### [Source document]
"""

Louis Isidore Lavater (2 March 1867 – 22 May 1953) was an Australian composer and author born in Victoria, of Swedish extraction.
He published more than a hundred musical works. He prepared musical settings of popular folklore by collaborating with well known Australian lyricists of his time, including Banjo Paterson, Henry Lawson and Mary Gilmore. He was a leading proponent of the Australian bush ballad as a vehicle for music education. In 1938, Alfred Hill composed a musical setting of Lavater's verse Mopoke. Lavater's words were also set by Australian composers Doctor Ruby Davy and Fanny Turbayne.

Notoriety

Lavater was regarded as a gifted leader of music in rural Victoria. He was fondly known for his direction of Liedertafel concerts held between 1890 and 1920.

"""

### [Records]
"""

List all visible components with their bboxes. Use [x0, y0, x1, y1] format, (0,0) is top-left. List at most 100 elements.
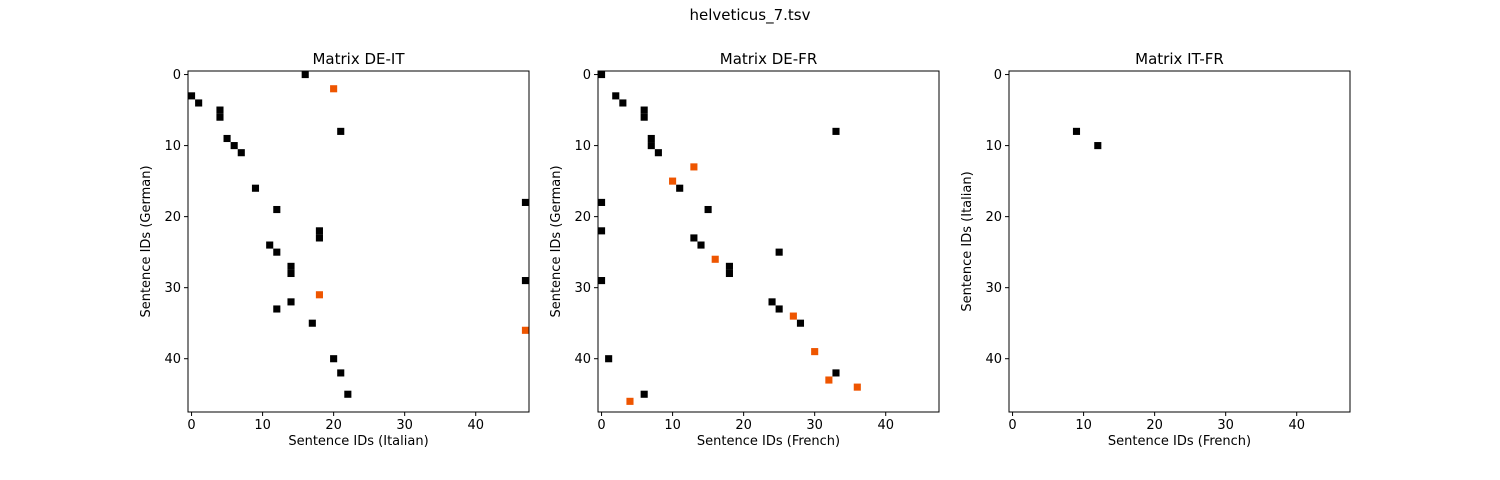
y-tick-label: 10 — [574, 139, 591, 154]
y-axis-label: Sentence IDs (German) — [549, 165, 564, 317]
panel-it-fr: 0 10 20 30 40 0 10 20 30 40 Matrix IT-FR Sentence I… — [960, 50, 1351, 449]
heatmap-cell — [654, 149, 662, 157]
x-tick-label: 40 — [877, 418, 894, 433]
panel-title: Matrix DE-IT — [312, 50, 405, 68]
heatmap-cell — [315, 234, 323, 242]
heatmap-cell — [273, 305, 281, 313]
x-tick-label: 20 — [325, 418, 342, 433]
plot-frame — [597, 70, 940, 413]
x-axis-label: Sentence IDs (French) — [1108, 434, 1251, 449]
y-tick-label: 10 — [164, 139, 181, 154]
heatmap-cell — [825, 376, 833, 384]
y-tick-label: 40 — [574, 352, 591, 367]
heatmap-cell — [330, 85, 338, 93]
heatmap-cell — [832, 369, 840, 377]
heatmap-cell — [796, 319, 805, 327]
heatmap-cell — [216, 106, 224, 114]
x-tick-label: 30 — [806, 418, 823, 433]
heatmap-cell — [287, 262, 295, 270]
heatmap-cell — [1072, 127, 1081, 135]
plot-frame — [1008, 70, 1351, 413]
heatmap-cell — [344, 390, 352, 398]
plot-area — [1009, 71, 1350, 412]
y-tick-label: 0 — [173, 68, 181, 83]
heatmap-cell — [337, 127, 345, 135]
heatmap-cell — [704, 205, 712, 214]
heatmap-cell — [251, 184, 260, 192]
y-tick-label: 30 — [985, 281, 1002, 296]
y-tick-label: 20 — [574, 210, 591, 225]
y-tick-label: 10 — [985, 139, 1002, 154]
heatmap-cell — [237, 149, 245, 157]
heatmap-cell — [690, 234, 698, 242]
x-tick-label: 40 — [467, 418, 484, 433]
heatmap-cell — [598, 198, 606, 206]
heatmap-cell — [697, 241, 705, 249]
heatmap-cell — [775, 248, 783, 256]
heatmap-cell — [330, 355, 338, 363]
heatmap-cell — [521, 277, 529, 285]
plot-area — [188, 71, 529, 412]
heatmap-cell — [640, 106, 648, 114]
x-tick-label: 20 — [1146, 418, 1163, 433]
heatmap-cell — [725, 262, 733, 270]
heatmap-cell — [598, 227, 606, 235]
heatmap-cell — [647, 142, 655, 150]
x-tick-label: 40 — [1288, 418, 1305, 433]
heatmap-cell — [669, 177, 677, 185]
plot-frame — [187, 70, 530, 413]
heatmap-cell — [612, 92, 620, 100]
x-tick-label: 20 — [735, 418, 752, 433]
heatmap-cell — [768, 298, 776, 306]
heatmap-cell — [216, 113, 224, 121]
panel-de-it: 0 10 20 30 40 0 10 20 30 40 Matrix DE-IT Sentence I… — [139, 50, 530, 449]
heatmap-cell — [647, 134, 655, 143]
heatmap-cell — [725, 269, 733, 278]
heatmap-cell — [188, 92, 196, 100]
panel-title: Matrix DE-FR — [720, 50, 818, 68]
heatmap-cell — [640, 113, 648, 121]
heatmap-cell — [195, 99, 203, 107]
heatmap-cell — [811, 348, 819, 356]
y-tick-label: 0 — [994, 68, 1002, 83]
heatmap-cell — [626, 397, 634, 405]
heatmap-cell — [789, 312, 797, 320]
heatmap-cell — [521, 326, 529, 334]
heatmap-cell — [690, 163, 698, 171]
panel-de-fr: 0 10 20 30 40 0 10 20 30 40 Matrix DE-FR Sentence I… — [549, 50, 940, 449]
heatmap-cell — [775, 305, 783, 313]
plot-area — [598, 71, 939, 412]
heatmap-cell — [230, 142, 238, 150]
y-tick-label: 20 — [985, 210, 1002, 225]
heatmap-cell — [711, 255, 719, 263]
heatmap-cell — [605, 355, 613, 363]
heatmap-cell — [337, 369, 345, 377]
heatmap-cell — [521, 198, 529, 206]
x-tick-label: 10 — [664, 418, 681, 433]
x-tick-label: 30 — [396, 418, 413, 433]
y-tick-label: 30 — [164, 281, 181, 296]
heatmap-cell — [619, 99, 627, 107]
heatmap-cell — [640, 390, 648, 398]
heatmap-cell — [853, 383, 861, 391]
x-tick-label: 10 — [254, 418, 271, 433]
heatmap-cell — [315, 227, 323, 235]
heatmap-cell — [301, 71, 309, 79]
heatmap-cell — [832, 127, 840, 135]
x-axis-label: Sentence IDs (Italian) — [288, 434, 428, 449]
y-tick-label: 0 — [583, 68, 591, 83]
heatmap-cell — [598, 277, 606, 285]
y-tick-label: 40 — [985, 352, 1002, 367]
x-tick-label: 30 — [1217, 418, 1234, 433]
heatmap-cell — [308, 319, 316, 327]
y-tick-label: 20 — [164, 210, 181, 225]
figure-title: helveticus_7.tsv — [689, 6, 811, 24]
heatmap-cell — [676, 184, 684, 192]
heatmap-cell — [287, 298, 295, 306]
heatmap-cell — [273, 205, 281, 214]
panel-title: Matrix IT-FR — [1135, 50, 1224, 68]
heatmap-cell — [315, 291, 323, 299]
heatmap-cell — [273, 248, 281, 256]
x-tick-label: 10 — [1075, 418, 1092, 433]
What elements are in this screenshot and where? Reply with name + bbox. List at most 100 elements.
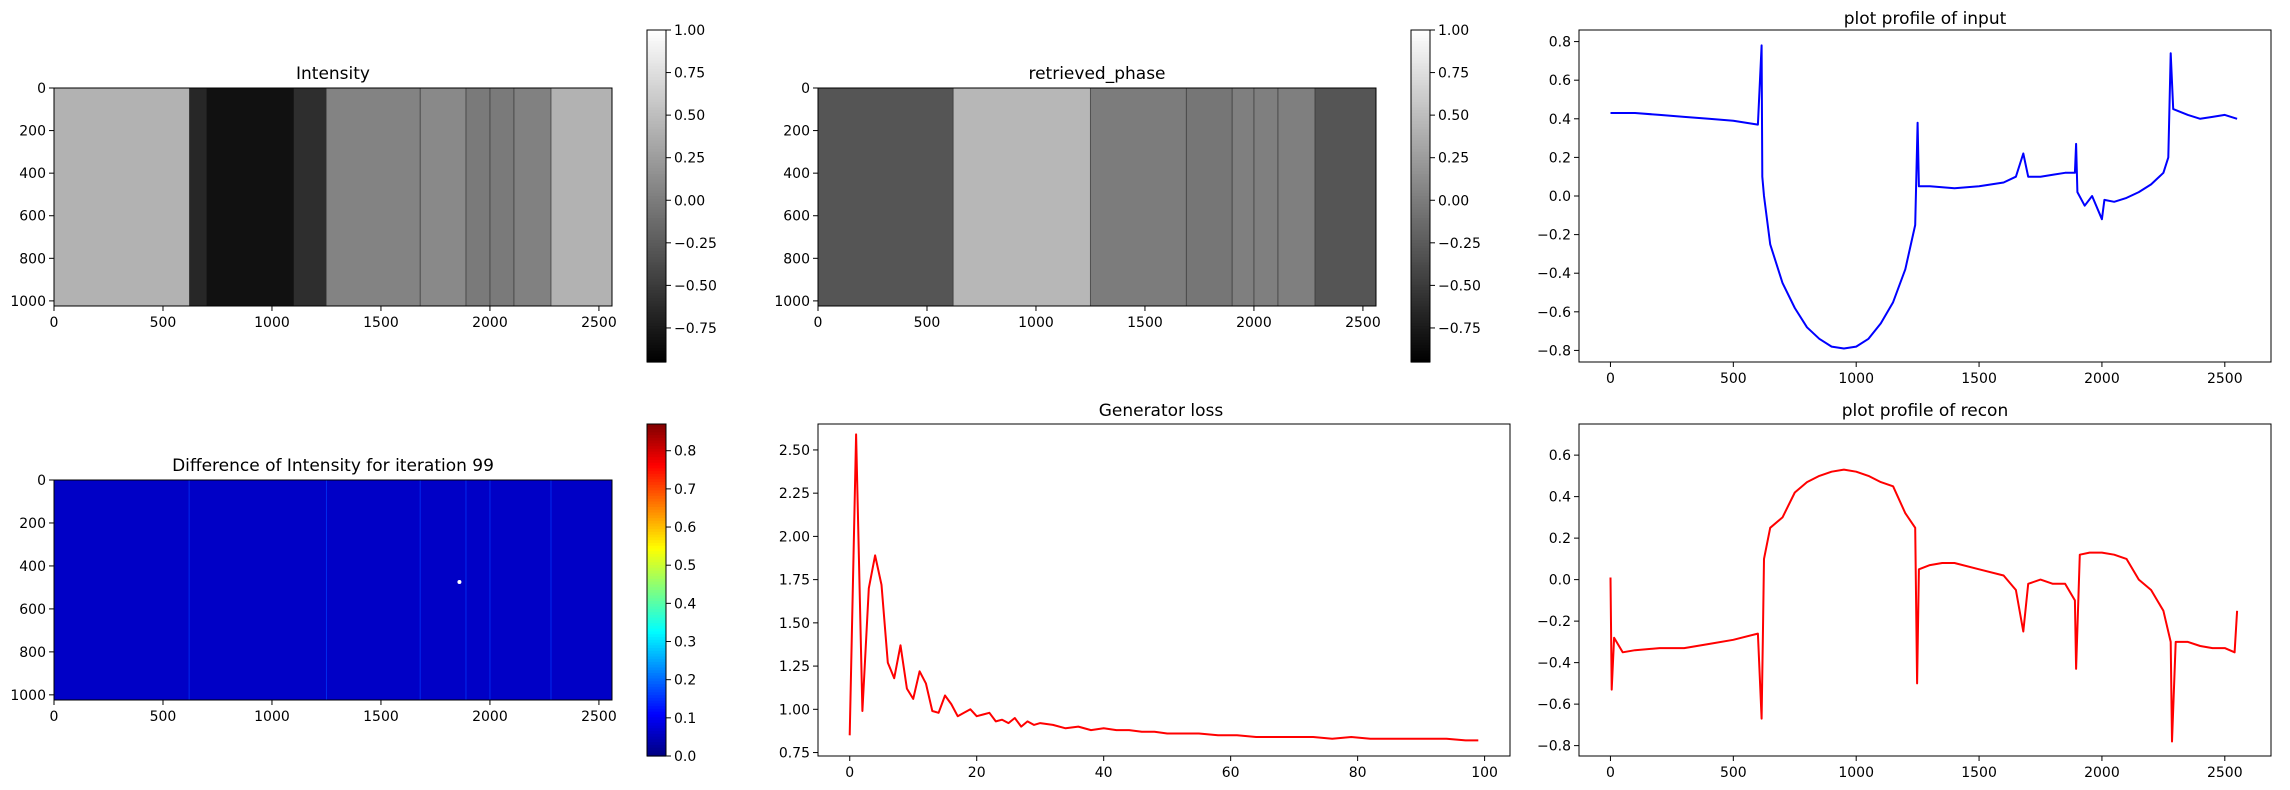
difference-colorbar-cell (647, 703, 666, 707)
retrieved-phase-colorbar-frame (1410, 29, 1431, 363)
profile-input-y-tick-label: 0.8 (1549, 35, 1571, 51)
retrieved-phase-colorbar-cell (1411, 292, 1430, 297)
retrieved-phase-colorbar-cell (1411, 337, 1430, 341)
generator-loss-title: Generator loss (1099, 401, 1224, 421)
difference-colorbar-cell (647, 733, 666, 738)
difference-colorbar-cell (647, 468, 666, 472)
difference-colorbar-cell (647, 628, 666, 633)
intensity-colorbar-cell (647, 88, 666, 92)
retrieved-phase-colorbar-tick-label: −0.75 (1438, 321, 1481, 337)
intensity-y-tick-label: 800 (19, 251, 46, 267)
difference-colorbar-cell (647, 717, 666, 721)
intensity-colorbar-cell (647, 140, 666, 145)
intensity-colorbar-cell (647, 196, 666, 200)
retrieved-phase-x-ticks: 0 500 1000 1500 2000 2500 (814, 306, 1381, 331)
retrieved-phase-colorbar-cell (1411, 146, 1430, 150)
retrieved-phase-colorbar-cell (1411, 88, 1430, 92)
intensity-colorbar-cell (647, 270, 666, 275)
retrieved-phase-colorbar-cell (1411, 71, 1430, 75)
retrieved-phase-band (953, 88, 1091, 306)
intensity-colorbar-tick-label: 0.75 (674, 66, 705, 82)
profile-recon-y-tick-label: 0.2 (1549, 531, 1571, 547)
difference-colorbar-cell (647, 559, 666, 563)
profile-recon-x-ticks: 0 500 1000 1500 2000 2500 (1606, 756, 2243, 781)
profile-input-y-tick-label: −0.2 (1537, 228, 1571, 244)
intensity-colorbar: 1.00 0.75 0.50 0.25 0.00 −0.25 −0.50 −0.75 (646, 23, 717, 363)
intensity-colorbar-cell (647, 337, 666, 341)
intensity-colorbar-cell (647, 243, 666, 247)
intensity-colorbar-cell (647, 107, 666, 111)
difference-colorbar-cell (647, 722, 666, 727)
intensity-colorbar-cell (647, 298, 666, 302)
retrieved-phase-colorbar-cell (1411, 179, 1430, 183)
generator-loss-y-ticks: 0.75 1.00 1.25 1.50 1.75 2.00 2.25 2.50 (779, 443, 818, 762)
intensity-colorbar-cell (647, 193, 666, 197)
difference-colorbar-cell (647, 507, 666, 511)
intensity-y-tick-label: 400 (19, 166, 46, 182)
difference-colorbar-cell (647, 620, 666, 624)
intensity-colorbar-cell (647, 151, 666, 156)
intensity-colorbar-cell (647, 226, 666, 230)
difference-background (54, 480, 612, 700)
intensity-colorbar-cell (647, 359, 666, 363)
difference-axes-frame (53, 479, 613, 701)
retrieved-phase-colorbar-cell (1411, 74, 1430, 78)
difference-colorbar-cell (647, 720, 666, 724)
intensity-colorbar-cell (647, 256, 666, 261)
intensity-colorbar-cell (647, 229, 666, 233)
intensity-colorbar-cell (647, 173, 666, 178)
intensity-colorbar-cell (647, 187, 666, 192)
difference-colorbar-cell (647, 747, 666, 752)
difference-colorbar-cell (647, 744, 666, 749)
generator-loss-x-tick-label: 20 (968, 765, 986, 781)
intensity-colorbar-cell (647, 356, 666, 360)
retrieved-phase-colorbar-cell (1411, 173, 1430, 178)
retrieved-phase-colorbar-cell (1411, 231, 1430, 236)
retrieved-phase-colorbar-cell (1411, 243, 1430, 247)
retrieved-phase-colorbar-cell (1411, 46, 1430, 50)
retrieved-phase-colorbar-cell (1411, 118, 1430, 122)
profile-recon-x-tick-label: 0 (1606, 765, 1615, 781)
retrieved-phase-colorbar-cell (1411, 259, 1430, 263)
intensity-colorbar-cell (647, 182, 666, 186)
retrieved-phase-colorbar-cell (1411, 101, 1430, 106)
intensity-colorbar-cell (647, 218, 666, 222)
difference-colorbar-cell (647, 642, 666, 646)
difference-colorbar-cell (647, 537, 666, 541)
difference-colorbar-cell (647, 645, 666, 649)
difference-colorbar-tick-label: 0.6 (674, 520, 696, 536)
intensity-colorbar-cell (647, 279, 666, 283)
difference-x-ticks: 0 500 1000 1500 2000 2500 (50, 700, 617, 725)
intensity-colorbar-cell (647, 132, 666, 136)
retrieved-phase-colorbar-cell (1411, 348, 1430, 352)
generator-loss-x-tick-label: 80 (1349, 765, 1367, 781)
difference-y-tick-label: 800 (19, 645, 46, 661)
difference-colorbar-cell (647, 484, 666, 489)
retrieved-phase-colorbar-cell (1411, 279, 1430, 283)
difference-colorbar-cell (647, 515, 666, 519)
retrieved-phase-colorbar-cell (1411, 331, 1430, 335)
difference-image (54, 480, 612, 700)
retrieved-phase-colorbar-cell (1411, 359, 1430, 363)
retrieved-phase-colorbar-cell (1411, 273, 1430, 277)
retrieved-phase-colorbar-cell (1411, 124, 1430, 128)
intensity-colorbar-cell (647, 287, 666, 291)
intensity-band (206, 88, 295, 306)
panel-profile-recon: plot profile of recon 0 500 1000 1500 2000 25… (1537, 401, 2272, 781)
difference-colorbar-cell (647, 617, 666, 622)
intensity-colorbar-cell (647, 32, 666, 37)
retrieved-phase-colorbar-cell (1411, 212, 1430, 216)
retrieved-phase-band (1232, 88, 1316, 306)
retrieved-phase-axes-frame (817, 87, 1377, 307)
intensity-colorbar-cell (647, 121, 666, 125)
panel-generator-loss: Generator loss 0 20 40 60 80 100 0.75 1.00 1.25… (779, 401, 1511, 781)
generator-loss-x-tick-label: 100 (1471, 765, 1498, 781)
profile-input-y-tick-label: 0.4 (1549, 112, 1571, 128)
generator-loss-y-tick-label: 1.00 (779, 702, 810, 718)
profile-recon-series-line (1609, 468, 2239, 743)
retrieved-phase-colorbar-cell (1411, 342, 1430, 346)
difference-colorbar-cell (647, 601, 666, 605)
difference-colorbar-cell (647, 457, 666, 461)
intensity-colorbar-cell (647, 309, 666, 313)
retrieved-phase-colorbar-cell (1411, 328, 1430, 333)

"""

### [What you will do]
Resume the biographical text on Louis Lavater, picking up immediately after its final sentence.

### [Result]
In 1927 Gertrude Hart and Bernard Cronin founded the Society of Australian Authors. Cronin was president and Lavater and Hart were vice-presidents. Its aim was to raise the profile of Australian authors across Australia and also to welcome visiting writers. Cronin thought that the society became too political and it ceased to operate in 1936.

An oil portrait of Louis Lavater by Rollo Thomson hangs in the State Library of Victoria. Lavater composed ballet orchestrations which played abroad and arranged light opera.
His piano miniatures have been recorded by Larry Sitsky The White Owl was revived in a 1961 recording by Jessica Dix and Arnold Matters.

Performances
Lavater's setting of The Old Bark Hut by Banjo Paterson was revived for a production of bush ballad musical Under the Coolibah Tree produced by the Waterside Worker's Union in 1956.

Musical works
 1880 Queen Mab Waltz
 1891 Nina (Ballet)
 1895 Australis (Australian Hymn words added by Gallipoli correspondent John Sandes)
 1921 Demon Wind (appeared in a 1921 musical play Laughing Murra by Euphemia Coulson Davidson Nee Kidd)
 1922 Dance of the Saplings
 1924 Awakening – Sonata in A major
 1928 Canon in E flat
 1932 Valse Lente 
 1933 Meadow Clover (two part song based on his 1928 Canon)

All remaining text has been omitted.